Exercise description:
In the material below, reproduce the lines starting at "delivery-status: Delivered (602, 483, 679, 503)" and ending at "source-watermark: boredpanda.com (531, 672, 682, 694)", swapping "grinning-face-icon" for "smiling-face-icon" and leaving everything else unchanged.
------------------------------------
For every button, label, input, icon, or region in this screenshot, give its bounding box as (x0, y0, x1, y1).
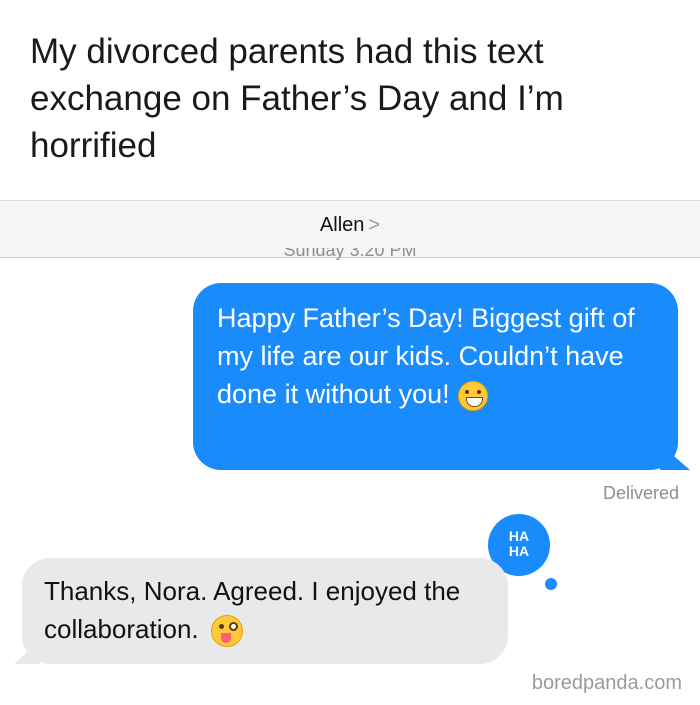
delivery-status: Delivered (602, 483, 679, 503)
grinning-face-icon (457, 380, 488, 411)
outgoing-message-text: Happy Father’s Day! Biggest gift of my l… (217, 303, 635, 409)
incoming-message-text: Thanks, Nora. Agreed. I enjoyed the coll… (44, 576, 461, 644)
source-watermark: boredpanda.com (531, 672, 682, 694)
contact-name-button[interactable]: Allen > (0, 214, 700, 237)
contact-name: Allen (319, 214, 365, 236)
reaction-dot (545, 578, 557, 590)
headline-caption: My divorced parents had this text exchan… (30, 32, 564, 165)
outgoing-bubble-tail (660, 444, 690, 470)
reaction-label-top: HA (508, 528, 530, 544)
incoming-message-bubble[interactable]: Thanks, Nora. Agreed. I enjoyed the coll… (22, 558, 508, 664)
outgoing-message-bubble[interactable]: Happy Father’s Day! Biggest gift of my l… (193, 283, 678, 470)
winking-face-icon (210, 615, 243, 648)
incoming-bubble-tail (14, 640, 40, 664)
reaction-label-bottom: HA (508, 543, 530, 559)
message-timestamp: Sunday 3:20 PM (283, 248, 417, 260)
chevron-right-icon: > (368, 214, 381, 236)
------------------------------------
Complete output:
delivery-status: Delivered (602, 483, 679, 503)
smiling-face-icon (457, 380, 488, 411)
outgoing-message-text: Happy Father’s Day! Biggest gift of my l… (217, 303, 635, 409)
incoming-message-text: Thanks, Nora. Agreed. I enjoyed the coll… (44, 576, 461, 644)
source-watermark: boredpanda.com (531, 672, 682, 694)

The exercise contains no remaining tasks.